TO DO -> Identify all lines in the listing that include the word "ffffff", and copy them out.

┏━━

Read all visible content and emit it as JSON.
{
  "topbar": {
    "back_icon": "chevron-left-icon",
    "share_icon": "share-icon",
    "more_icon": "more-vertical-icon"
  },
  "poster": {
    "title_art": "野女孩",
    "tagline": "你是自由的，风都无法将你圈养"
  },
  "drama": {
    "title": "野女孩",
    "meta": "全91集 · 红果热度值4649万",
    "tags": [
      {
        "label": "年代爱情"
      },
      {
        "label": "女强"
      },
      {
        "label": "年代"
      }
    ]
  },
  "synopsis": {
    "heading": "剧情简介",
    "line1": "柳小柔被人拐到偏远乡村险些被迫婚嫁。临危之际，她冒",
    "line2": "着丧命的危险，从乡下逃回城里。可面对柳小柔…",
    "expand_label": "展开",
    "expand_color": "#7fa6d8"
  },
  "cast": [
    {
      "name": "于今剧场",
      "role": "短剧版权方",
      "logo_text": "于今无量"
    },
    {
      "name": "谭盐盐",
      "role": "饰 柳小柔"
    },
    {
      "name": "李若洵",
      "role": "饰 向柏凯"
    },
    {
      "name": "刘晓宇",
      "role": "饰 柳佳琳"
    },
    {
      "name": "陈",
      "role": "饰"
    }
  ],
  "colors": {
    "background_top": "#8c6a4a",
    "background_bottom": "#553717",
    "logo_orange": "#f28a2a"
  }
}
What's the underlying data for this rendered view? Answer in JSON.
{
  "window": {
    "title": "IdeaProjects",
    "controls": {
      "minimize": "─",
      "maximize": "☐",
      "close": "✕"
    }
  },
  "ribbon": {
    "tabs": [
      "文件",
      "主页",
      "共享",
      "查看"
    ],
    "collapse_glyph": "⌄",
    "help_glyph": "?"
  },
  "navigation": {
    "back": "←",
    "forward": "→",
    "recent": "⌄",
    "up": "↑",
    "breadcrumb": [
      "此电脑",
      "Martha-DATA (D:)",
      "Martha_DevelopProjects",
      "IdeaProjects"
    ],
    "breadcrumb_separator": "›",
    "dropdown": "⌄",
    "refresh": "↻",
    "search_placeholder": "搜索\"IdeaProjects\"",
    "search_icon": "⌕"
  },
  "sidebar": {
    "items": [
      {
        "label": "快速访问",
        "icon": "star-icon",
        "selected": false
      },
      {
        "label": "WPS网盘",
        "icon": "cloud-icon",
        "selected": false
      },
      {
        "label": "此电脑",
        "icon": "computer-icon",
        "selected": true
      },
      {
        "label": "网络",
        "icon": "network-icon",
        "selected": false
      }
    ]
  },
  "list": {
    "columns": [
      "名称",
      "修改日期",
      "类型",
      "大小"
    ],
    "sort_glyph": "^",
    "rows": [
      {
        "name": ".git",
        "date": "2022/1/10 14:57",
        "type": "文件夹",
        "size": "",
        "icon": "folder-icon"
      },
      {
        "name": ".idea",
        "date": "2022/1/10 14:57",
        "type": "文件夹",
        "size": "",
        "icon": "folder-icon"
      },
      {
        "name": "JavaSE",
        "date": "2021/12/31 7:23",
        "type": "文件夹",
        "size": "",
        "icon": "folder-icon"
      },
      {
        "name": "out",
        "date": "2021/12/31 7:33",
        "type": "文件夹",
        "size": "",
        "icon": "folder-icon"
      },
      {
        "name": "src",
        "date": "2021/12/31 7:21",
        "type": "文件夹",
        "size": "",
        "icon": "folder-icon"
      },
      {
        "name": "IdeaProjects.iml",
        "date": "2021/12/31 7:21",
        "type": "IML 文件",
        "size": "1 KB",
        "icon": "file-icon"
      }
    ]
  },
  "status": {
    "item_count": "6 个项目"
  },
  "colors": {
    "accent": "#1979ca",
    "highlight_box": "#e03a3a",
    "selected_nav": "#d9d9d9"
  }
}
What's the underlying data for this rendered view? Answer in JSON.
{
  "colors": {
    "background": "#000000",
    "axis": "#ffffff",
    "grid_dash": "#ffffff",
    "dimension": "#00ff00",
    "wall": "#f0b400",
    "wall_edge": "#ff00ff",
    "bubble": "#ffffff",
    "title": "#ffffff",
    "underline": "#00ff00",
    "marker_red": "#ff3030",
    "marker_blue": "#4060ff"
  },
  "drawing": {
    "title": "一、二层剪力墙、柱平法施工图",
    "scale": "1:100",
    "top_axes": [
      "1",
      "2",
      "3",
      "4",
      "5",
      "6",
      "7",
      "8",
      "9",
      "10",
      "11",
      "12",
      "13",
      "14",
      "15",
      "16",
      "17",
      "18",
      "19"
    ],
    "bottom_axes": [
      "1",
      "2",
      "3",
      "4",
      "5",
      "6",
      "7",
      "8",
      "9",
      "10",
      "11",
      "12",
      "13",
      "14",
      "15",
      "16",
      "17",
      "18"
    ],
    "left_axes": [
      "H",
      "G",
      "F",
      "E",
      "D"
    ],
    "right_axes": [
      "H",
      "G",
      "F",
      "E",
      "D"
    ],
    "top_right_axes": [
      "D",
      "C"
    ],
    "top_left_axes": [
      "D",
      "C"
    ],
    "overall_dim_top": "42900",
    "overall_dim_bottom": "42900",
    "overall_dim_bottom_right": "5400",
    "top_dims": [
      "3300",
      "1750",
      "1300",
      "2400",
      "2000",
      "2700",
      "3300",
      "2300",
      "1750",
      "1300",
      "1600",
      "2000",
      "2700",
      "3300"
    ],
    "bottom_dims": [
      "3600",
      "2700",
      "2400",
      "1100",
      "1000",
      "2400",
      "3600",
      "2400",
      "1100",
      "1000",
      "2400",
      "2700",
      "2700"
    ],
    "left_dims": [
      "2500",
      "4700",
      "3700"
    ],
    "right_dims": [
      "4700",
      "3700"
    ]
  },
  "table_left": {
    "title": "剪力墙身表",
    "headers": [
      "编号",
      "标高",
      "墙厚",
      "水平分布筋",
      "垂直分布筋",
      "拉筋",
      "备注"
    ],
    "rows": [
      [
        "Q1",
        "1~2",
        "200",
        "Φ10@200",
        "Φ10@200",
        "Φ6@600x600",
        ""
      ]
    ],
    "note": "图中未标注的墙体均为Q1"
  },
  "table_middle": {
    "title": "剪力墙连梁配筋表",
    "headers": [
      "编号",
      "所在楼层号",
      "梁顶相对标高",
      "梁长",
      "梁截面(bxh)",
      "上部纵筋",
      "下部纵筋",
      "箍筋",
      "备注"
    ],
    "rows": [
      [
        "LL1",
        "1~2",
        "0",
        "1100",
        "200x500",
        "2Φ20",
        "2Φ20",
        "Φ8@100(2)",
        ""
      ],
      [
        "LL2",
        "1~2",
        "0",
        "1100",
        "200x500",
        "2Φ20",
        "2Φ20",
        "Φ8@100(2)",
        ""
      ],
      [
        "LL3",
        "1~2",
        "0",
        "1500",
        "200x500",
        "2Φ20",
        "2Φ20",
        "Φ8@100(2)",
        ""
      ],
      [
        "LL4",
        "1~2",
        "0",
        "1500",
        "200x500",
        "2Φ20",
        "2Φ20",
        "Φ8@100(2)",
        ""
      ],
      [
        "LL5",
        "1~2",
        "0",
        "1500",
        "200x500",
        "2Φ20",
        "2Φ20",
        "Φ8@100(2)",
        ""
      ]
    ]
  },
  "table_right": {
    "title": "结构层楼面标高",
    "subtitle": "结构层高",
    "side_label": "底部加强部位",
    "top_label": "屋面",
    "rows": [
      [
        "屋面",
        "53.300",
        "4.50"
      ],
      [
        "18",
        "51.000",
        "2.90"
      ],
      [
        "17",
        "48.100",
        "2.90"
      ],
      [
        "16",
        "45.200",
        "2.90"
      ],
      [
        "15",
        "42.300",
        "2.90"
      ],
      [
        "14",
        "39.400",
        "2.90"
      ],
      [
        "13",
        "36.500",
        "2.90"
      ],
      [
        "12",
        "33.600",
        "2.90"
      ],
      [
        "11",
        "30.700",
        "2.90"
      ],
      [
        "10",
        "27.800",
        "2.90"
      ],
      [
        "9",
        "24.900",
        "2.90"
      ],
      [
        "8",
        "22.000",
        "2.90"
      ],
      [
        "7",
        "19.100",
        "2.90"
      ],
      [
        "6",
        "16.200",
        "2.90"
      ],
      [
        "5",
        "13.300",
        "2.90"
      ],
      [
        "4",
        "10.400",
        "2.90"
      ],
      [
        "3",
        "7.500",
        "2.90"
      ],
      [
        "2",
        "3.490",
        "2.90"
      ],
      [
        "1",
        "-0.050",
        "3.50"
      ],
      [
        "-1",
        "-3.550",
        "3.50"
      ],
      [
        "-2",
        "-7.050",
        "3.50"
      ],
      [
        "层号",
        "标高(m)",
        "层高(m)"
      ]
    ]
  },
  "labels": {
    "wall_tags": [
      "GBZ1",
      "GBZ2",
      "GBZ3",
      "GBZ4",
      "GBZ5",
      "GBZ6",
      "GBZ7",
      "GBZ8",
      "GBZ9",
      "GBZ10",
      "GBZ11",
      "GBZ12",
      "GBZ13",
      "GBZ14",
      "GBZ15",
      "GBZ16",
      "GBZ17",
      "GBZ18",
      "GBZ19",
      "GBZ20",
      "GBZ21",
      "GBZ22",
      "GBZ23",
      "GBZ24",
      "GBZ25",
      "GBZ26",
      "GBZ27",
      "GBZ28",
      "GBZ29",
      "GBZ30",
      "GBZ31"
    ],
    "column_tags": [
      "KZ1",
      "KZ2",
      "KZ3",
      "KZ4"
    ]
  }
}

┗━━

EXERCISE OUTPUT ->
    "axis": "#ffffff",
    "grid_dash": "#ffffff",
    "bubble": "#ffffff",
    "title": "#ffffff",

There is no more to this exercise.